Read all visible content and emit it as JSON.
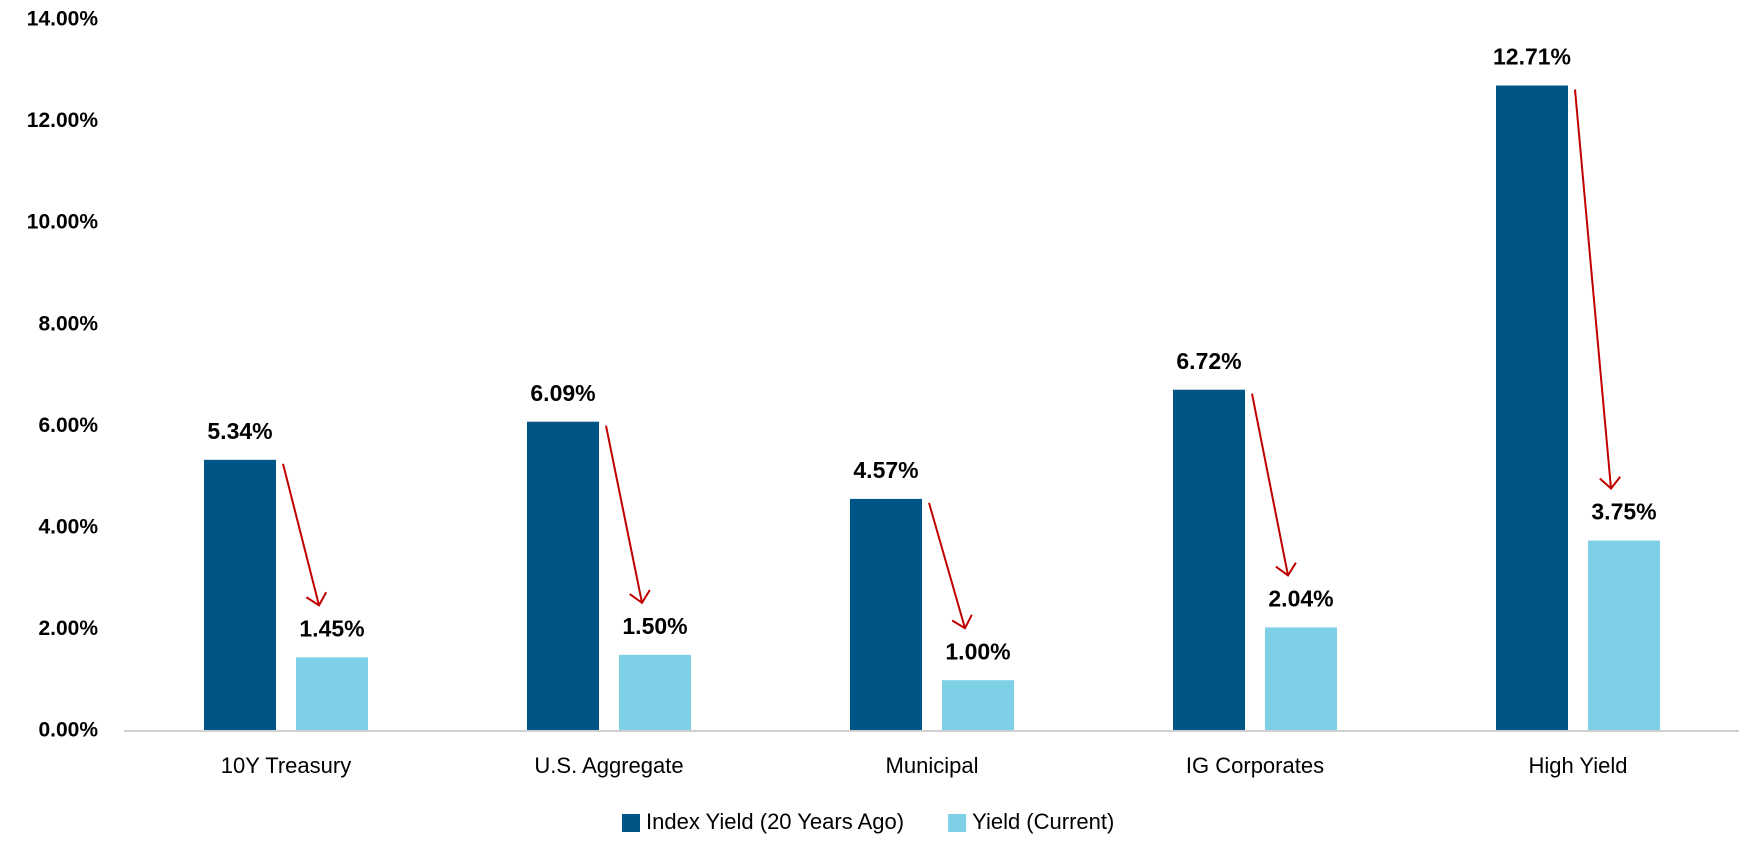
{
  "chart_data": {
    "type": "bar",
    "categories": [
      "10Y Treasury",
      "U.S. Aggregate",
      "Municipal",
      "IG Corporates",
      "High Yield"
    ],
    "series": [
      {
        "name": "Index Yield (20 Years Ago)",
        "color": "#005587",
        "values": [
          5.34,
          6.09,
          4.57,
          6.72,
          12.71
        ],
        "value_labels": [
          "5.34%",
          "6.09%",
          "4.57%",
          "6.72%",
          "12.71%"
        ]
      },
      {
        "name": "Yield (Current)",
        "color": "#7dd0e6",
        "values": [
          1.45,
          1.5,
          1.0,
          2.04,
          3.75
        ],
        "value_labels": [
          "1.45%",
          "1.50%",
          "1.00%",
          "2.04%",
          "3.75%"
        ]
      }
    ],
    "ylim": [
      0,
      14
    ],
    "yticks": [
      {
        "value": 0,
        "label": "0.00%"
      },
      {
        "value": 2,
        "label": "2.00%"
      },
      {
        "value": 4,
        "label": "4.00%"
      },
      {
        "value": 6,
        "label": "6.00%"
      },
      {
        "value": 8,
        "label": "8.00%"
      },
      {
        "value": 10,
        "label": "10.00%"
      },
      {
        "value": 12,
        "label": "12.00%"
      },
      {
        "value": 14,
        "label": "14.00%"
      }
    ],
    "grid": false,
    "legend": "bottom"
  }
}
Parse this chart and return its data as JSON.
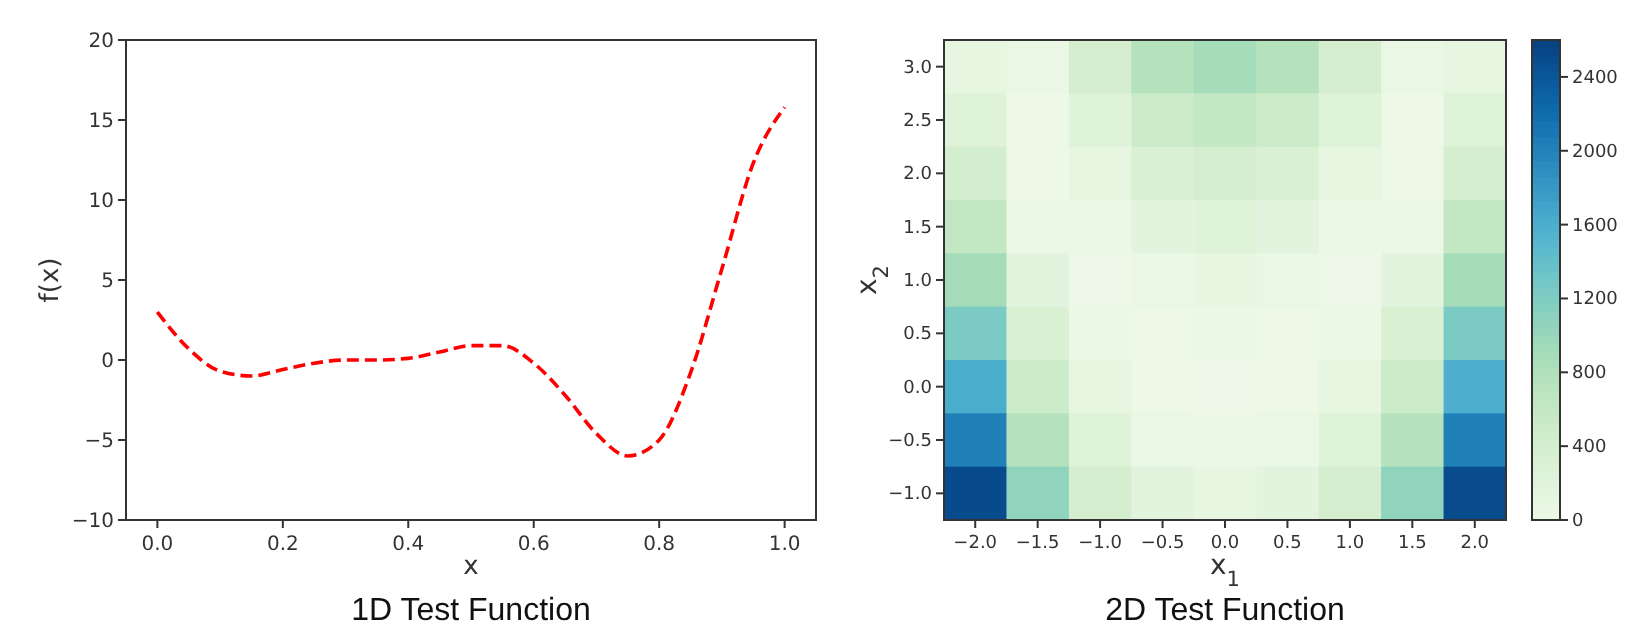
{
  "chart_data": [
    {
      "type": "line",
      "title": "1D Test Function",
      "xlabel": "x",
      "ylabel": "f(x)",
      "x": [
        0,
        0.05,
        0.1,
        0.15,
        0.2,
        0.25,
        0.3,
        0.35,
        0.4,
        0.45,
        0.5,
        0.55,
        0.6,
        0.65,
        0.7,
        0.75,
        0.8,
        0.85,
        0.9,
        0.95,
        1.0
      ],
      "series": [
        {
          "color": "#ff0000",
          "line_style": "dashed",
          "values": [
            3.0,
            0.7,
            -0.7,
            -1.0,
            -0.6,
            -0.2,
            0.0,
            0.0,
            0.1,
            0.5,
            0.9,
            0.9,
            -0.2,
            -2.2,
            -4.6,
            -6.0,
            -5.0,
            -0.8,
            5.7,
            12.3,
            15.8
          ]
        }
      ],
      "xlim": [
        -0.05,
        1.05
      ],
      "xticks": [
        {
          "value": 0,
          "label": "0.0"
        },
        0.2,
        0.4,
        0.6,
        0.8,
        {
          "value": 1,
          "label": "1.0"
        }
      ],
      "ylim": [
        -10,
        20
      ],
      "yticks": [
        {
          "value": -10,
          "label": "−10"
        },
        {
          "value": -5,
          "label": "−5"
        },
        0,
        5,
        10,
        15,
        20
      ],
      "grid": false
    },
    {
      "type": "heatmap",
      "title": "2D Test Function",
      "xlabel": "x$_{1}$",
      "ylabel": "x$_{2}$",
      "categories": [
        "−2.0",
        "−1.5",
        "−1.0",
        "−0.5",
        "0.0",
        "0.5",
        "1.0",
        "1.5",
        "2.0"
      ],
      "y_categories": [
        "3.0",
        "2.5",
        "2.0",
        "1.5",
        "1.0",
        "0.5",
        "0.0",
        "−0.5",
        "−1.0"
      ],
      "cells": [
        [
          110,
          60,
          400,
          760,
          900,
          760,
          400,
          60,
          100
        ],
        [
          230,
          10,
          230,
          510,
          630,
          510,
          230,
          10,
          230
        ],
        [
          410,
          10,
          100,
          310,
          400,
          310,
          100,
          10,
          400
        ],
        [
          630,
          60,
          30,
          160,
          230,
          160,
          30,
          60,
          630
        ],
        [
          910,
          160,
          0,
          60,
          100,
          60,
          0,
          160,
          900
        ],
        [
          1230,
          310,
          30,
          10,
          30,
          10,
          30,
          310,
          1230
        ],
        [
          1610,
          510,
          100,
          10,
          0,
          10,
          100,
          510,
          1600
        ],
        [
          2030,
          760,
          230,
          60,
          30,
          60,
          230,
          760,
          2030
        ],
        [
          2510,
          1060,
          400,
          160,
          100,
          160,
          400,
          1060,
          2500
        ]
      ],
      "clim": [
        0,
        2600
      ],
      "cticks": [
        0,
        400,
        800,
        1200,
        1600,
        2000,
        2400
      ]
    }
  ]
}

· · · · · · ·

TASK DIRECTIONS> Output an exact copy of the material, with the pictures removed.

FULL ANSWER>
Read all visible content and emit it as JSON.
{
  "chart_data": {
    "type": "bar",
    "categories": [
      "10Y Treasury",
      "U.S. Aggregate",
      "Municipal",
      "IG Corporates",
      "High Yield"
    ],
    "series": [
      {
        "name": "Index Yield (20 Years Ago)",
        "color": "#005587",
        "values": [
          5.34,
          6.09,
          4.57,
          6.72,
          12.71
        ],
        "value_labels": [
          "5.34%",
          "6.09%",
          "4.57%",
          "6.72%",
          "12.71%"
        ]
      },
      {
        "name": "Yield (Current)",
        "color": "#7dd0e6",
        "values": [
          1.45,
          1.5,
          1.0,
          2.04,
          3.75
        ],
        "value_labels": [
          "1.45%",
          "1.50%",
          "1.00%",
          "2.04%",
          "3.75%"
        ]
      }
    ],
    "ylim": [
      0,
      14
    ],
    "yticks": [
      {
        "value": 0,
        "label": "0.00%"
      },
      {
        "value": 2,
        "label": "2.00%"
      },
      {
        "value": 4,
        "label": "4.00%"
      },
      {
        "value": 6,
        "label": "6.00%"
      },
      {
        "value": 8,
        "label": "8.00%"
      },
      {
        "value": 10,
        "label": "10.00%"
      },
      {
        "value": 12,
        "label": "12.00%"
      },
      {
        "value": 14,
        "label": "14.00%"
      }
    ],
    "grid": false,
    "legend": "bottom"
  }
}
Parse this chart and return its data as JSON.
{
  "chart_data": [
    {
      "type": "line",
      "title": "1D Test Function",
      "xlabel": "x",
      "ylabel": "f(x)",
      "x": [
        0,
        0.05,
        0.1,
        0.15,
        0.2,
        0.25,
        0.3,
        0.35,
        0.4,
        0.45,
        0.5,
        0.55,
        0.6,
        0.65,
        0.7,
        0.75,
        0.8,
        0.85,
        0.9,
        0.95,
        1.0
      ],
      "series": [
        {
          "color": "#ff0000",
          "line_style": "dashed",
          "values": [
            3.0,
            0.7,
            -0.7,
            -1.0,
            -0.6,
            -0.2,
            0.0,
            0.0,
            0.1,
            0.5,
            0.9,
            0.9,
            -0.2,
            -2.2,
            -4.6,
            -6.0,
            -5.0,
            -0.8,
            5.7,
            12.3,
            15.8
          ]
        }
      ],
      "xlim": [
        -0.05,
        1.05
      ],
      "xticks": [
        {
          "value": 0,
          "label": "0.0"
        },
        0.2,
        0.4,
        0.6,
        0.8,
        {
          "value": 1,
          "label": "1.0"
        }
      ],
      "ylim": [
        -10,
        20
      ],
      "yticks": [
        {
          "value": -10,
          "label": "−10"
        },
        {
          "value": -5,
          "label": "−5"
        },
        0,
        5,
        10,
        15,
        20
      ],
      "grid": false
    },
    {
      "type": "heatmap",
      "title": "2D Test Function",
      "xlabel": "x$_{1}$",
      "ylabel": "x$_{2}$",
      "categories": [
        "−2.0",
        "−1.5",
        "−1.0",
        "−0.5",
        "0.0",
        "0.5",
        "1.0",
        "1.5",
        "2.0"
      ],
      "y_categories": [
        "3.0",
        "2.5",
        "2.0",
        "1.5",
        "1.0",
        "0.5",
        "0.0",
        "−0.5",
        "−1.0"
      ],
      "cells": [
        [
          110,
          60,
          400,
          760,
          900,
          760,
          400,
          60,
          100
        ],
        [
          230,
          10,
          230,
          510,
          630,
          510,
          230,
          10,
          230
        ],
        [
          410,
          10,
          100,
          310,
          400,
          310,
          100,
          10,
          400
        ],
        [
          630,
          60,
          30,
          160,
          230,
          160,
          30,
          60,
          630
        ],
        [
          910,
          160,
          0,
          60,
          100,
          60,
          0,
          160,
          900
        ],
        [
          1230,
          310,
          30,
          10,
          30,
          10,
          30,
          310,
          1230
        ],
        [
          1610,
          510,
          100,
          10,
          0,
          10,
          100,
          510,
          1600
        ],
        [
          2030,
          760,
          230,
          60,
          30,
          60,
          230,
          760,
          2030
        ],
        [
          2510,
          1060,
          400,
          160,
          100,
          160,
          400,
          1060,
          2500
        ]
      ],
      "clim": [
        0,
        2600
      ],
      "cticks": [
        0,
        400,
        800,
        1200,
        1600,
        2000,
        2400
      ]
    }
  ]
}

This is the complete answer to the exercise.